-- Record set start --

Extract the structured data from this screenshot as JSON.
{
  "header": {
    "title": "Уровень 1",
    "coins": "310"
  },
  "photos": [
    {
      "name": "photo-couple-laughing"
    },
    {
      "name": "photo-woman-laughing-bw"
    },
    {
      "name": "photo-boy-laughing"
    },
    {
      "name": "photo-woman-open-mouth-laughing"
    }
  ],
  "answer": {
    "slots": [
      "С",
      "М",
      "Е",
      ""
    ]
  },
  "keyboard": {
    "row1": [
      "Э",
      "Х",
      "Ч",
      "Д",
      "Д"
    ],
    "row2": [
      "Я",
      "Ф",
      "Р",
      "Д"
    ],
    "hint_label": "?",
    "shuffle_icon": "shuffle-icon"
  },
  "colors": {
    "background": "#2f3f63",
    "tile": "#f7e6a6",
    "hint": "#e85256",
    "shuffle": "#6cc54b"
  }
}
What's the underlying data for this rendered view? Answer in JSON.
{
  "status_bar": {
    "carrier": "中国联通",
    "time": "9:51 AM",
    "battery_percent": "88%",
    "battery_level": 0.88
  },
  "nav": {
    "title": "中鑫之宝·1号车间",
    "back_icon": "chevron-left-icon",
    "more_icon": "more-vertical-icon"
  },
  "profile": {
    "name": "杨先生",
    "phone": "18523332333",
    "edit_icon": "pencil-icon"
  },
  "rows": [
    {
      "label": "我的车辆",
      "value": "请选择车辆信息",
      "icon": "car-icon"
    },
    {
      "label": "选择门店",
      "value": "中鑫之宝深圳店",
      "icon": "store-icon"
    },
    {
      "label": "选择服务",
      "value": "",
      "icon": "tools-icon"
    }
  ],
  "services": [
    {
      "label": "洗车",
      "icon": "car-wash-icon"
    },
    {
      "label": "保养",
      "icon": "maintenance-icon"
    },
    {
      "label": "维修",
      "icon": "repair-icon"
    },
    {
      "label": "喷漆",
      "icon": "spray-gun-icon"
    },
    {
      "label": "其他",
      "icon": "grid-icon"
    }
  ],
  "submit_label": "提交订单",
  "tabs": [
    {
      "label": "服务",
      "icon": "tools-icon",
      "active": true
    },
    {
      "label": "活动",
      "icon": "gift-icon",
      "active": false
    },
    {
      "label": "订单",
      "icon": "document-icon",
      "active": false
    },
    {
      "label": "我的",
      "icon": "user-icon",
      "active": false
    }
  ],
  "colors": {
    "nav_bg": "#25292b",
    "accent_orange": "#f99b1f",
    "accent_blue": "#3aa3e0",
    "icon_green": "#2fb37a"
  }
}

-- Record set end --

- Requirements:
Beginning at the line that holds "What's the underlying", write out word for word each line through the end of the records.

- Exercise response:
What's the underlying data for this rendered view? Answer in JSON.
{
  "status_bar": {
    "carrier": "中国联通",
    "time": "9:51 AM",
    "battery_percent": "88%",
    "battery_level": 0.88
  },
  "nav": {
    "title": "中鑫之宝·1号车间",
    "back_icon": "chevron-left-icon",
    "more_icon": "more-vertical-icon"
  },
  "profile": {
    "name": "杨先生",
    "phone": "18523332333",
    "edit_icon": "pencil-icon"
  },
  "rows": [
    {
      "label": "我的车辆",
      "value": "请选择车辆信息",
      "icon": "car-icon"
    },
    {
      "label": "选择门店",
      "value": "中鑫之宝深圳店",
      "icon": "store-icon"
    },
    {
      "label": "选择服务",
      "value": "",
      "icon": "tools-icon"
    }
  ],
  "services": [
    {
      "label": "洗车",
      "icon": "car-wash-icon"
    },
    {
      "label": "保养",
      "icon": "maintenance-icon"
    },
    {
      "label": "维修",
      "icon": "repair-icon"
    },
    {
      "label": "喷漆",
      "icon": "spray-gun-icon"
    },
    {
      "label": "其他",
      "icon": "grid-icon"
    }
  ],
  "submit_label": "提交订单",
  "tabs": [
    {
      "label": "服务",
      "icon": "tools-icon",
      "active": true
    },
    {
      "label": "活动",
      "icon": "gift-icon",
      "active": false
    },
    {
      "label": "订单",
      "icon": "document-icon",
      "active": false
    },
    {
      "label": "我的",
      "icon": "user-icon",
      "active": false
    }
  ],
  "colors": {
    "nav_bg": "#25292b",
    "accent_orange": "#f99b1f",
    "accent_blue": "#3aa3e0",
    "icon_green": "#2fb37a"
  }
}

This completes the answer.